**Task requirements:** Repeat everything in the material exactly.

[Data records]
+===+

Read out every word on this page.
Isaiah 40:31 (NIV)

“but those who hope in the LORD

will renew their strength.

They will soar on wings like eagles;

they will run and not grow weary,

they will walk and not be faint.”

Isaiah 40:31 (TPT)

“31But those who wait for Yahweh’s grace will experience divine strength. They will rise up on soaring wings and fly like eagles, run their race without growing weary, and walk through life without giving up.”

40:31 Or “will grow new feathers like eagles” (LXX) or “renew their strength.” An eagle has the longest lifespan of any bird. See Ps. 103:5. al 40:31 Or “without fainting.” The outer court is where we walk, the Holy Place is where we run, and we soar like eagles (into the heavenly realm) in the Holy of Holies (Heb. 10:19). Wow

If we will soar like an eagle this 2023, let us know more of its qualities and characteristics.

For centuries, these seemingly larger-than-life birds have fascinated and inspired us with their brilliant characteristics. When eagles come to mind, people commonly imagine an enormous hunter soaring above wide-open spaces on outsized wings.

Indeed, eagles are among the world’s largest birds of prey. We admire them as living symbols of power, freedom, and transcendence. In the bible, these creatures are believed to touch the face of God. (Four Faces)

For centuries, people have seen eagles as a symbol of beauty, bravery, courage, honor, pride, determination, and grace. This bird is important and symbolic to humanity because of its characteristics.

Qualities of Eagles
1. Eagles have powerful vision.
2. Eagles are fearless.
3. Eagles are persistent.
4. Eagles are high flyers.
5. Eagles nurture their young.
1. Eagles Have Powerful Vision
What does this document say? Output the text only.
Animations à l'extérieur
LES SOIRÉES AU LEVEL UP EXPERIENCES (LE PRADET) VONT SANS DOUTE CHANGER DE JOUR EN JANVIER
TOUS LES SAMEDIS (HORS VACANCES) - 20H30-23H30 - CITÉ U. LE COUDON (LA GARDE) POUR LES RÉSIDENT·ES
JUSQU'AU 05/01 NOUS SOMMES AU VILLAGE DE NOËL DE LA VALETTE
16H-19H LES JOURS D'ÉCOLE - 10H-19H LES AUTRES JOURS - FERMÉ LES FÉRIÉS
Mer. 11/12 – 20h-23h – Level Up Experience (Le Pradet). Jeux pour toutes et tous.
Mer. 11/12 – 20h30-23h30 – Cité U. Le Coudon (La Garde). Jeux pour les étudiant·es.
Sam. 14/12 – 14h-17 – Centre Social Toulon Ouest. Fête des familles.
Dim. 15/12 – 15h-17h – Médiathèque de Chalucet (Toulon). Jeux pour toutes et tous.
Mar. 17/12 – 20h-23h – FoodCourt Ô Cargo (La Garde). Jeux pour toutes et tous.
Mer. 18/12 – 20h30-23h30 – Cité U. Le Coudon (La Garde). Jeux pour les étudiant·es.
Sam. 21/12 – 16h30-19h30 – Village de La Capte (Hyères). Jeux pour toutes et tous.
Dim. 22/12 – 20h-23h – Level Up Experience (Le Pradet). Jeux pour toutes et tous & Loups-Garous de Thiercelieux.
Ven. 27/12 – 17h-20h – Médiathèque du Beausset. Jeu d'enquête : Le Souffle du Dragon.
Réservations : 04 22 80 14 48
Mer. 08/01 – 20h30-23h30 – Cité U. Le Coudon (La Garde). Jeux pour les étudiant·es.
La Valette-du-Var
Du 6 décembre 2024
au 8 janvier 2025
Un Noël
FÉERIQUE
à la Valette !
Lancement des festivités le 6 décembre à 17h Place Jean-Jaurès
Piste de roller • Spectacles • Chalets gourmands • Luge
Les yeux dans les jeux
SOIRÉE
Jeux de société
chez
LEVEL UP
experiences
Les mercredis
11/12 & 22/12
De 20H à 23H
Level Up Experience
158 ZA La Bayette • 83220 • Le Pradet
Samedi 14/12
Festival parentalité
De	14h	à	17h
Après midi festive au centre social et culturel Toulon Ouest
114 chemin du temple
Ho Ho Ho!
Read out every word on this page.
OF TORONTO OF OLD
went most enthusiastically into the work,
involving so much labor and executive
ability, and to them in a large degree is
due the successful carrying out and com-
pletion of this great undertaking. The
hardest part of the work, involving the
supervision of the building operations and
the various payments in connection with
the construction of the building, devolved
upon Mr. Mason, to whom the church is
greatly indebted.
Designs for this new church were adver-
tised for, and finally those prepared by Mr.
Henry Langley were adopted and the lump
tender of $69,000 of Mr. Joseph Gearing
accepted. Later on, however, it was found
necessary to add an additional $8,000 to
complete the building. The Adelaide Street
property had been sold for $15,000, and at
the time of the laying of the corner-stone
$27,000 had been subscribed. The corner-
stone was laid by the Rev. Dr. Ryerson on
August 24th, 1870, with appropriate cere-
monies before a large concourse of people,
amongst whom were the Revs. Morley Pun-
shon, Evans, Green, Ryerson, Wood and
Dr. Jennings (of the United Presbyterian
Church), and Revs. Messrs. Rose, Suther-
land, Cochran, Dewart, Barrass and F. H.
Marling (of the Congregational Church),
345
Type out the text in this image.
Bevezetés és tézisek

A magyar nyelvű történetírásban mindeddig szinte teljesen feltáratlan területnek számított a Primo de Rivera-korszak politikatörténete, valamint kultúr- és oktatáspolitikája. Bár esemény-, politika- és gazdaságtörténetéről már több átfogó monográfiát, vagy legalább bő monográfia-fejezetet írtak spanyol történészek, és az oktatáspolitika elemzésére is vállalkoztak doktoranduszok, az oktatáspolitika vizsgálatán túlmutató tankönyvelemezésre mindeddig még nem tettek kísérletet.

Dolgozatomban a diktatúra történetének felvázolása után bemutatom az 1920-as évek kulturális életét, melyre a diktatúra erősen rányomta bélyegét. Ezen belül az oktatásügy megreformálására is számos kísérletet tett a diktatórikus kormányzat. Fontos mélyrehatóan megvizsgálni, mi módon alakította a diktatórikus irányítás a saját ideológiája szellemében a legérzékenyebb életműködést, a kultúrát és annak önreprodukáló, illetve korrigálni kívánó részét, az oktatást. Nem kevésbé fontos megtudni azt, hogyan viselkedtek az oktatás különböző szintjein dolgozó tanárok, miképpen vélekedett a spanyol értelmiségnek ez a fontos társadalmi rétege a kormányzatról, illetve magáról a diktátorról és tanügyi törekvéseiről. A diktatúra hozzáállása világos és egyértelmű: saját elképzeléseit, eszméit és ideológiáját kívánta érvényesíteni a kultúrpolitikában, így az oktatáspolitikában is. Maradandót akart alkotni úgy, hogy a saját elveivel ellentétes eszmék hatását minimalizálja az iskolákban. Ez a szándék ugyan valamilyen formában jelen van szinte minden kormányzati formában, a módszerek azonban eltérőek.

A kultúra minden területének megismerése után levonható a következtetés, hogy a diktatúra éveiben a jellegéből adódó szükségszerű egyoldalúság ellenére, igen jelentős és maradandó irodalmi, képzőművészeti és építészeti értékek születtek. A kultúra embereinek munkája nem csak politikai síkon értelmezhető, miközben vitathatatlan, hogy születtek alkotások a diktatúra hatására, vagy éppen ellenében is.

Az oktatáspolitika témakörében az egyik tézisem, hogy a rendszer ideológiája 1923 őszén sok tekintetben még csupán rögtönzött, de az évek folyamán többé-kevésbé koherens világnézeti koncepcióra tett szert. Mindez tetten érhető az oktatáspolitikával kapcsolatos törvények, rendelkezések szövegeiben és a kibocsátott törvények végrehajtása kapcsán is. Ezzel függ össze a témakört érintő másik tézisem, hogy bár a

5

+===+

**Solution to the problem:**
Read out every word on this page.
Isaiah 40:31 (NIV)

“but those who hope in the LORD

will renew their strength.

They will soar on wings like eagles;

they will run and not grow weary,

they will walk and not be faint.”

Isaiah 40:31 (TPT)

“31But those who wait for Yahweh’s grace will experience divine strength. They will rise up on soaring wings and fly like eagles, run their race without growing weary, and walk through life without giving up.”

40:31 Or “will grow new feathers like eagles” (LXX) or “renew their strength.” An eagle has the longest lifespan of any bird. See Ps. 103:5. al 40:31 Or “without fainting.” The outer court is where we walk, the Holy Place is where we run, and we soar like eagles (into the heavenly realm) in the Holy of Holies (Heb. 10:19). Wow

If we will soar like an eagle this 2023, let us know more of its qualities and characteristics.

For centuries, these seemingly larger-than-life birds have fascinated and inspired us with their brilliant characteristics. When eagles come to mind, people commonly imagine an enormous hunter soaring above wide-open spaces on outsized wings.

Indeed, eagles are among the world’s largest birds of prey. We admire them as living symbols of power, freedom, and transcendence. In the bible, these creatures are believed to touch the face of God. (Four Faces)

For centuries, people have seen eagles as a symbol of beauty, bravery, courage, honor, pride, determination, and grace. This bird is important and symbolic to humanity because of its characteristics.

Qualities of Eagles
1. Eagles have powerful vision.
2. Eagles are fearless.
3. Eagles are persistent.
4. Eagles are high flyers.
5. Eagles nurture their young.
1. Eagles Have Powerful Vision
What does this document say? Output the text only.
Animations à l'extérieur
LES SOIRÉES AU LEVEL UP EXPERIENCES (LE PRADET) VONT SANS DOUTE CHANGER DE JOUR EN JANVIER
TOUS LES SAMEDIS (HORS VACANCES) - 20H30-23H30 - CITÉ U. LE COUDON (LA GARDE) POUR LES RÉSIDENT·ES
JUSQU'AU 05/01 NOUS SOMMES AU VILLAGE DE NOËL DE LA VALETTE
16H-19H LES JOURS D'ÉCOLE - 10H-19H LES AUTRES JOURS - FERMÉ LES FÉRIÉS
Mer. 11/12 – 20h-23h – Level Up Experience (Le Pradet). Jeux pour toutes et tous.
Mer. 11/12 – 20h30-23h30 – Cité U. Le Coudon (La Garde). Jeux pour les étudiant·es.
Sam. 14/12 – 14h-17 – Centre Social Toulon Ouest. Fête des familles.
Dim. 15/12 – 15h-17h – Médiathèque de Chalucet (Toulon). Jeux pour toutes et tous.
Mar. 17/12 – 20h-23h – FoodCourt Ô Cargo (La Garde). Jeux pour toutes et tous.
Mer. 18/12 – 20h30-23h30 – Cité U. Le Coudon (La Garde). Jeux pour les étudiant·es.
Sam. 21/12 – 16h30-19h30 – Village de La Capte (Hyères). Jeux pour toutes et tous.
Dim. 22/12 – 20h-23h – Level Up Experience (Le Pradet). Jeux pour toutes et tous & Loups-Garous de Thiercelieux.
Ven. 27/12 – 17h-20h – Médiathèque du Beausset. Jeu d'enquête : Le Souffle du Dragon.
Réservations : 04 22 80 14 48
Mer. 08/01 – 20h30-23h30 – Cité U. Le Coudon (La Garde). Jeux pour les étudiant·es.
La Valette-du-Var
Du 6 décembre 2024
au 8 janvier 2025
Un Noël
FÉERIQUE
à la Valette !
Lancement des festivités le 6 décembre à 17h Place Jean-Jaurès
Piste de roller • Spectacles • Chalets gourmands • Luge
Les yeux dans les jeux
SOIRÉE
Jeux de société
chez
LEVEL UP
experiences
Les mercredis
11/12 & 22/12
De 20H à 23H
Level Up Experience
158 ZA La Bayette • 83220 • Le Pradet
Samedi 14/12
Festival parentalité
De	14h	à	17h
Après midi festive au centre social et culturel Toulon Ouest
114 chemin du temple
Ho Ho Ho!
Read out every word on this page.
OF TORONTO OF OLD
went most enthusiastically into the work,
involving so much labor and executive
ability, and to them in a large degree is
due the successful carrying out and com-
pletion of this great undertaking. The
hardest part of the work, involving the
supervision of the building operations and
the various payments in connection with
the construction of the building, devolved
upon Mr. Mason, to whom the church is
greatly indebted.
Designs for this new church were adver-
tised for, and finally those prepared by Mr.
Henry Langley were adopted and the lump
tender of $69,000 of Mr. Joseph Gearing
accepted. Later on, however, it was found
necessary to add an additional $8,000 to
complete the building. The Adelaide Street
property had been sold for $15,000, and at
the time of the laying of the corner-stone
$27,000 had been subscribed. The corner-
stone was laid by the Rev. Dr. Ryerson on
August 24th, 1870, with appropriate cere-
monies before a large concourse of people,
amongst whom were the Revs. Morley Pun-
shon, Evans, Green, Ryerson, Wood and
Dr. Jennings (of the United Presbyterian
Church), and Revs. Messrs. Rose, Suther-
land, Cochran, Dewart, Barrass and F. H.
Marling (of the Congregational Church),
345
Type out the text in this image.
Bevezetés és tézisek

A magyar nyelvű történetírásban mindeddig szinte teljesen feltáratlan területnek számított a Primo de Rivera-korszak politikatörténete, valamint kultúr- és oktatáspolitikája. Bár esemény-, politika- és gazdaságtörténetéről már több átfogó monográfiát, vagy legalább bő monográfia-fejezetet írtak spanyol történészek, és az oktatáspolitika elemzésére is vállalkoztak doktoranduszok, az oktatáspolitika vizsgálatán túlmutató tankönyvelemezésre mindeddig még nem tettek kísérletet.

Dolgozatomban a diktatúra történetének felvázolása után bemutatom az 1920-as évek kulturális életét, melyre a diktatúra erősen rányomta bélyegét. Ezen belül az oktatásügy megreformálására is számos kísérletet tett a diktatórikus kormányzat. Fontos mélyrehatóan megvizsgálni, mi módon alakította a diktatórikus irányítás a saját ideológiája szellemében a legérzékenyebb életműködést, a kultúrát és annak önreprodukáló, illetve korrigálni kívánó részét, az oktatást. Nem kevésbé fontos megtudni azt, hogyan viselkedtek az oktatás különböző szintjein dolgozó tanárok, miképpen vélekedett a spanyol értelmiségnek ez a fontos társadalmi rétege a kormányzatról, illetve magáról a diktátorról és tanügyi törekvéseiről. A diktatúra hozzáállása világos és egyértelmű: saját elképzeléseit, eszméit és ideológiáját kívánta érvényesíteni a kultúrpolitikában, így az oktatáspolitikában is. Maradandót akart alkotni úgy, hogy a saját elveivel ellentétes eszmék hatását minimalizálja az iskolákban. Ez a szándék ugyan valamilyen formában jelen van szinte minden kormányzati formában, a módszerek azonban eltérőek.

A kultúra minden területének megismerése után levonható a következtetés, hogy a diktatúra éveiben a jellegéből adódó szükségszerű egyoldalúság ellenére, igen jelentős és maradandó irodalmi, képzőművészeti és építészeti értékek születtek. A kultúra embereinek munkája nem csak politikai síkon értelmezhető, miközben vitathatatlan, hogy születtek alkotások a diktatúra hatására, vagy éppen ellenében is.

Az oktatáspolitika témakörében az egyik tézisem, hogy a rendszer ideológiája 1923 őszén sok tekintetben még csupán rögtönzött, de az évek folyamán többé-kevésbé koherens világnézeti koncepcióra tett szert. Mindez tetten érhető az oktatáspolitikával kapcsolatos törvények, rendelkezések szövegeiben és a kibocsátott törvények végrehajtása kapcsán is. Ezzel függ össze a témakört érintő másik tézisem, hogy bár a

5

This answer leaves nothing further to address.